• _Direction_
Find every line in the records below that holds the word "Learner", and copy each one.

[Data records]
____________________

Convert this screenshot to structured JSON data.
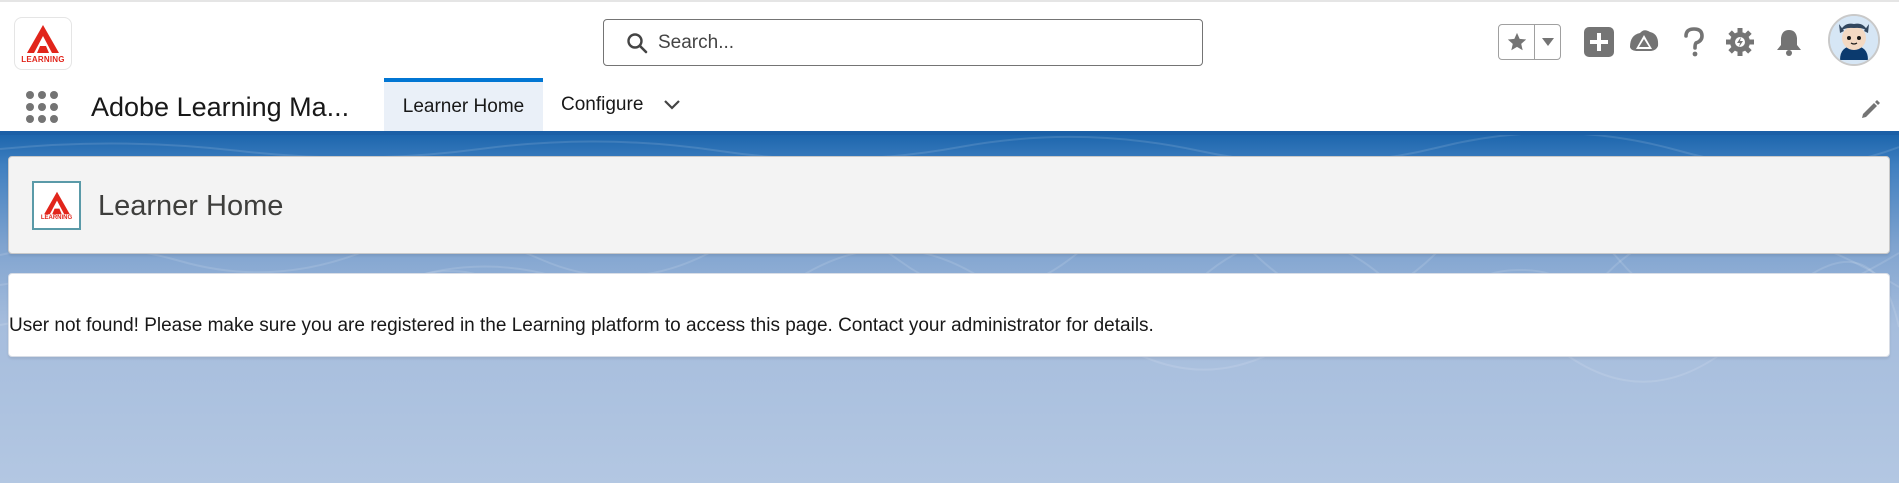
{
  "header": {
    "logo_label": "LEARNING",
    "search": {
      "placeholder": "Search...",
      "value": ""
    },
    "icons": [
      "star-icon",
      "chevron-down-icon",
      "add-icon",
      "trailhead-icon",
      "help-icon",
      "setup-gear-icon",
      "notification-bell-icon",
      "avatar"
    ]
  },
  "nav": {
    "app_name": "Adobe Learning Ma...",
    "tabs": [
      {
        "label": "Learner Home",
        "active": true
      },
      {
        "label": "Configure",
        "active": false,
        "has_menu": true
      }
    ]
  },
  "page_header": {
    "logo_label": "LEARNING",
    "title": "Learner Home"
  },
  "message": {
    "text": "User not found! Please make sure you are registered in the Learning platform to access this page. Contact your administrator for details."
  },
  "colors": {
    "brand_blue": "#1b5fa6",
    "active_tab_accent": "#0176d3",
    "logo_red": "#e1251b",
    "icon_gray": "#747474"
  }
}
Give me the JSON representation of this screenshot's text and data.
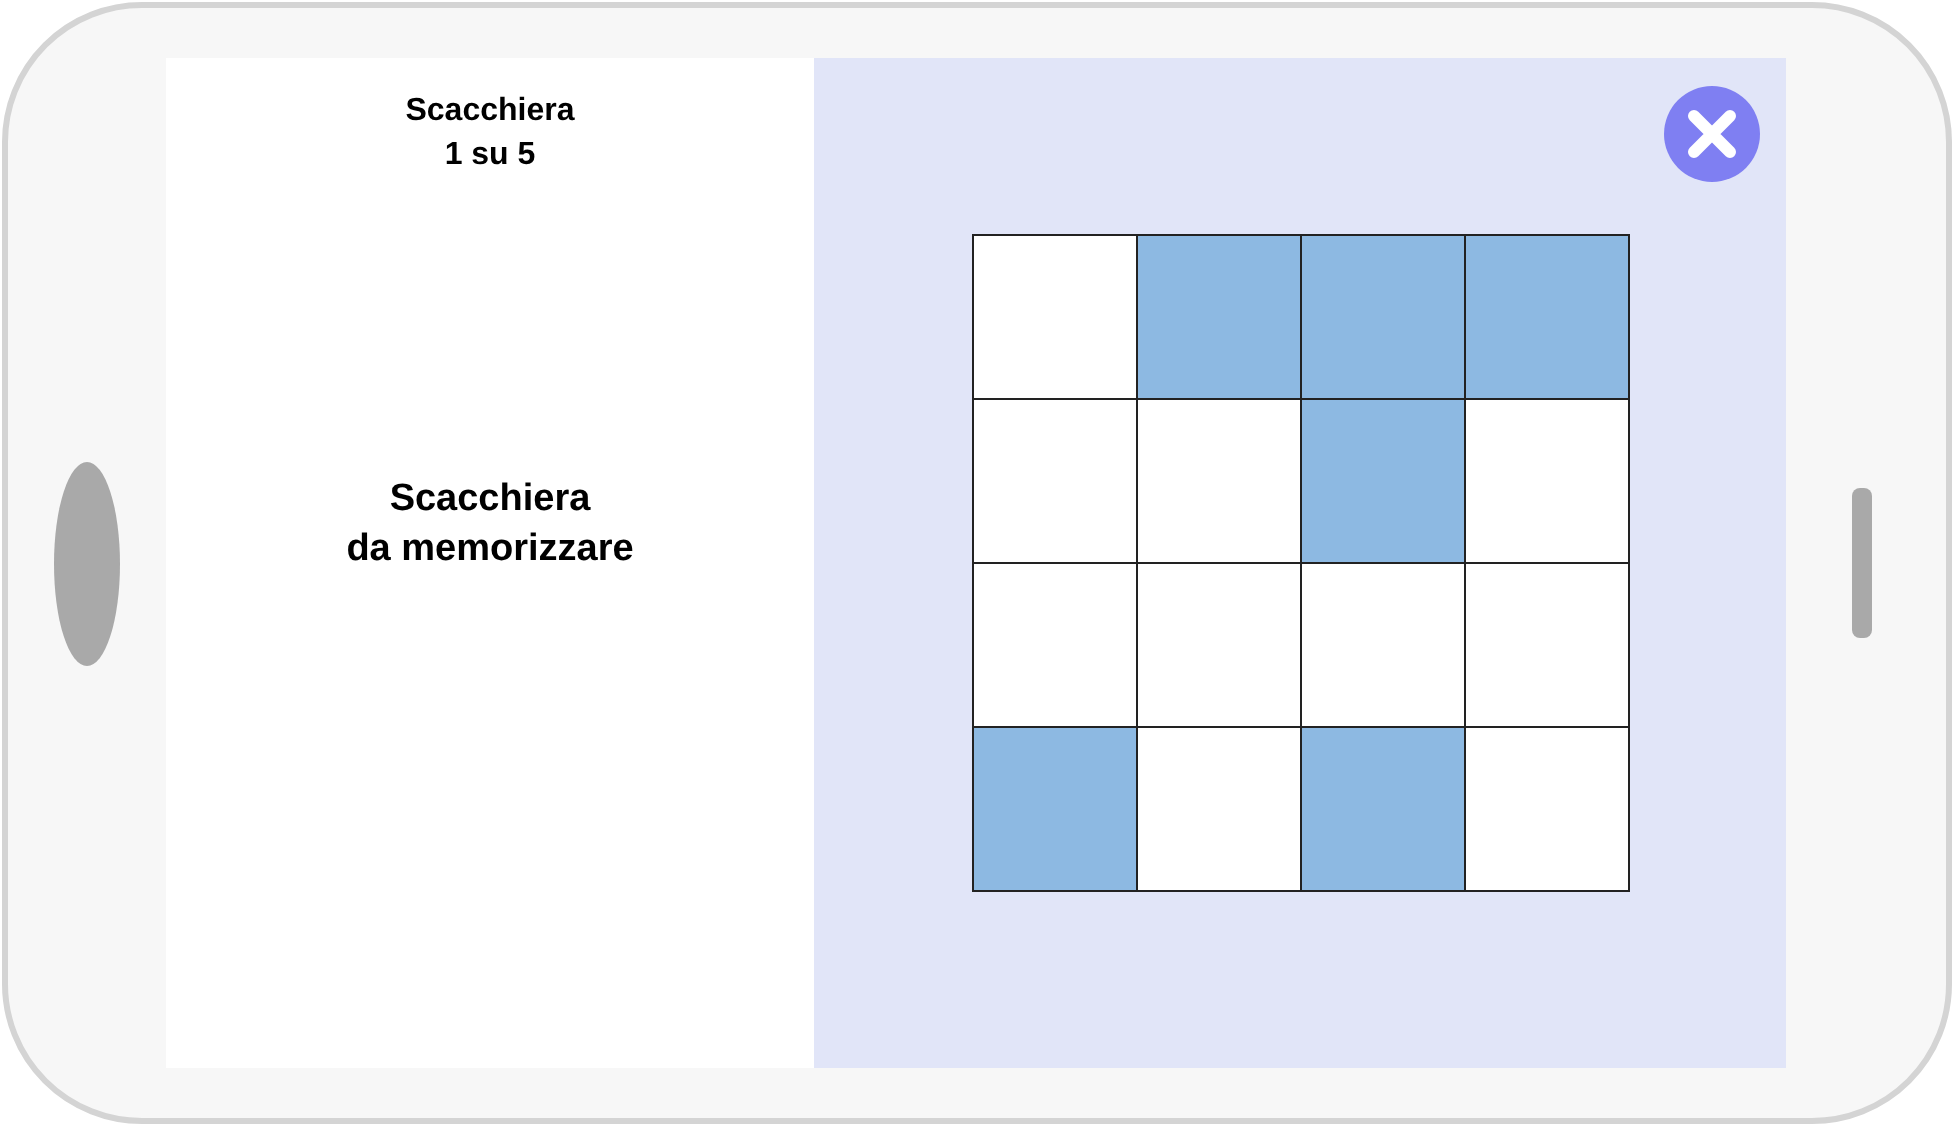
{
  "header": {
    "title": "Scacchiera",
    "counter": "1 su 5"
  },
  "prompt": "Scacchiera\nda memorizzare",
  "board": {
    "rows": [
      {
        "cells": [
          {
            "highlighted": false
          },
          {
            "highlighted": true
          },
          {
            "highlighted": true
          },
          {
            "highlighted": true
          }
        ]
      },
      {
        "cells": [
          {
            "highlighted": false
          },
          {
            "highlighted": false
          },
          {
            "highlighted": true
          },
          {
            "highlighted": false
          }
        ]
      },
      {
        "cells": [
          {
            "highlighted": false
          },
          {
            "highlighted": false
          },
          {
            "highlighted": false
          },
          {
            "highlighted": false
          }
        ]
      },
      {
        "cells": [
          {
            "highlighted": true
          },
          {
            "highlighted": false
          },
          {
            "highlighted": true
          },
          {
            "highlighted": false
          }
        ]
      }
    ]
  }
}
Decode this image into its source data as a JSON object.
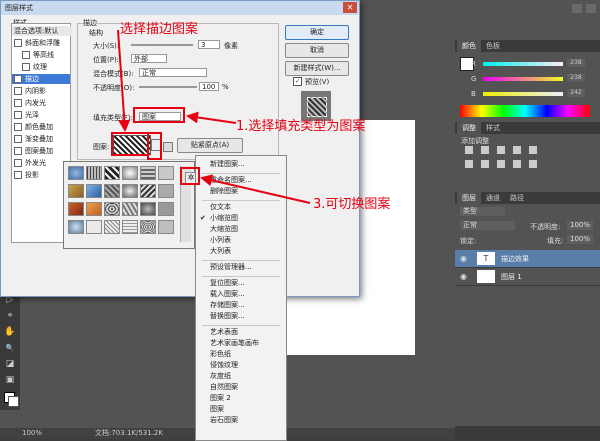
{
  "ps": {
    "tools": [
      "▷",
      "⌖",
      "✋",
      "🔍",
      "◪",
      "▣"
    ],
    "status_zoom": "100%",
    "status_doc": "文档:703.1K/531.2K",
    "color_tabs": [
      "颜色",
      "色板"
    ],
    "color_sliders": [
      {
        "label": "R",
        "value": "238"
      },
      {
        "label": "G",
        "value": "238"
      },
      {
        "label": "B",
        "value": "242"
      }
    ],
    "adjust_tabs": [
      "调整",
      "样式"
    ],
    "adjust_title": "添加调整",
    "layers_tabs": [
      "图层",
      "通道",
      "路径"
    ],
    "layer_filter": "类型",
    "blend_mode": "正常",
    "opacity_label": "不透明度:",
    "opacity_value": "100%",
    "lock_label": "锁定:",
    "fill_label": "填充:",
    "fill_value": "100%",
    "layers": [
      {
        "name": "描边效果",
        "thumb": "T"
      },
      {
        "name": "图层 1",
        "thumb": ""
      }
    ]
  },
  "dialog": {
    "title": "图层样式",
    "styles_header": "样式",
    "styles": [
      {
        "label": "混合选项:默认",
        "checkbox": false,
        "selected": false
      },
      {
        "label": "斜面和浮雕",
        "checkbox": true,
        "selected": false
      },
      {
        "label": "等高线",
        "checkbox": true,
        "selected": false
      },
      {
        "label": "纹理",
        "checkbox": true,
        "selected": false
      },
      {
        "label": "描边",
        "checkbox": true,
        "selected": true
      },
      {
        "label": "内阴影",
        "checkbox": true,
        "selected": false
      },
      {
        "label": "内发光",
        "checkbox": true,
        "selected": false
      },
      {
        "label": "光泽",
        "checkbox": true,
        "selected": false
      },
      {
        "label": "颜色叠加",
        "checkbox": true,
        "selected": false
      },
      {
        "label": "渐变叠加",
        "checkbox": true,
        "selected": false
      },
      {
        "label": "图案叠加",
        "checkbox": true,
        "selected": false
      },
      {
        "label": "外发光",
        "checkbox": true,
        "selected": false
      },
      {
        "label": "投影",
        "checkbox": true,
        "selected": false
      }
    ],
    "stroke_group": "描边",
    "structure_group": "结构",
    "size_label": "大小(S):",
    "size_value": "3",
    "size_unit": "像素",
    "position_label": "位置(P):",
    "position_value": "外部",
    "blend_label": "混合模式(B):",
    "blend_value": "正常",
    "opacity_label": "不透明度(O):",
    "opacity_value": "100",
    "opacity_unit": "%",
    "fill_type_label": "填充类型(F):",
    "fill_type_value": "图案",
    "pattern_label": "图案:",
    "snap_button": "贴紧原点(A)",
    "ok_button": "确定",
    "cancel_button": "取消",
    "new_style_button": "新建样式(W)...",
    "preview_label": "预览(V)"
  },
  "pattern_menu": {
    "items": [
      "新建图案...",
      "---",
      "重命名图案...",
      "删除图案",
      "---",
      "仅文本",
      "小缩览图",
      "大缩览图",
      "小列表",
      "大列表",
      "---",
      "预设管理器...",
      "---",
      "复位图案...",
      "载入图案...",
      "存储图案...",
      "替换图案...",
      "---",
      "艺术表面",
      "艺术家画笔画布",
      "彩色纸",
      "侵蚀纹理",
      "灰度纸",
      "自然图案",
      "图案 2",
      "图案",
      "岩石图案"
    ],
    "checked": "小缩览图"
  },
  "annotations": {
    "a1": "选择描边图案",
    "a2": "1.选择填充类型为图案",
    "a3": "3.可切换图案"
  },
  "colors": {
    "annotation_red": "#e60012",
    "selection_blue": "#3d7ad6"
  }
}
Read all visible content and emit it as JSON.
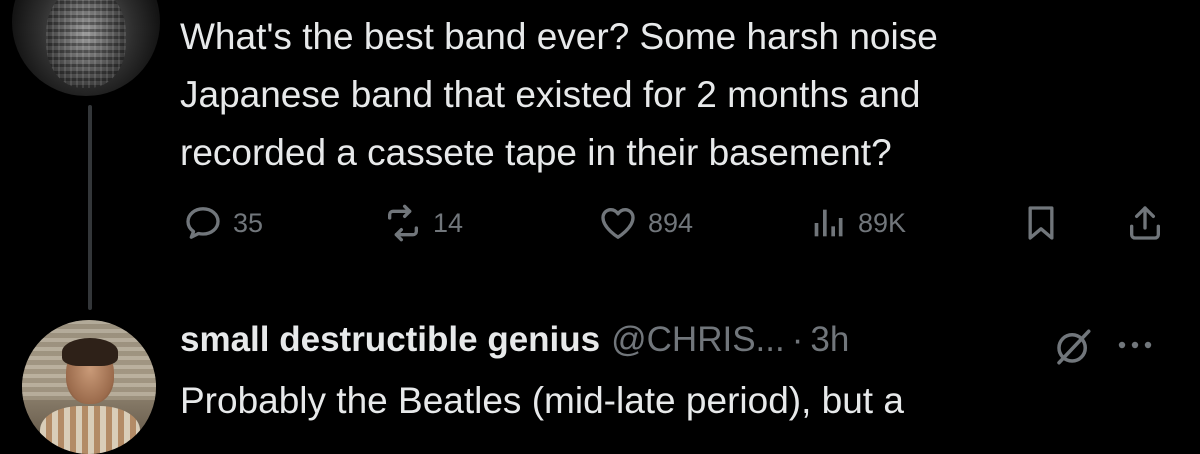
{
  "tweet": {
    "text": "What's the best band ever? Some harsh noise\nJapanese band that existed for 2 months and\nrecorded a cassete tape in their basement?",
    "actions": {
      "replies": "35",
      "reposts": "14",
      "likes": "894",
      "views": "89K"
    }
  },
  "reply": {
    "display_name": "small destructible genius",
    "handle": "@CHRIS...",
    "separator": "·",
    "time": "3h",
    "text": "Probably the Beatles (mid-late period), but a"
  },
  "colors": {
    "background": "#000000",
    "text": "#e7e9ea",
    "muted": "#71767b",
    "thread_line": "#333639"
  },
  "icons": [
    "reply-icon",
    "repost-icon",
    "like-icon",
    "views-icon",
    "bookmark-icon",
    "share-icon",
    "grok-icon",
    "more-icon"
  ]
}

____________________

• _Worked answer_
        "label": "Learner Home",
    "title": "Learner Home"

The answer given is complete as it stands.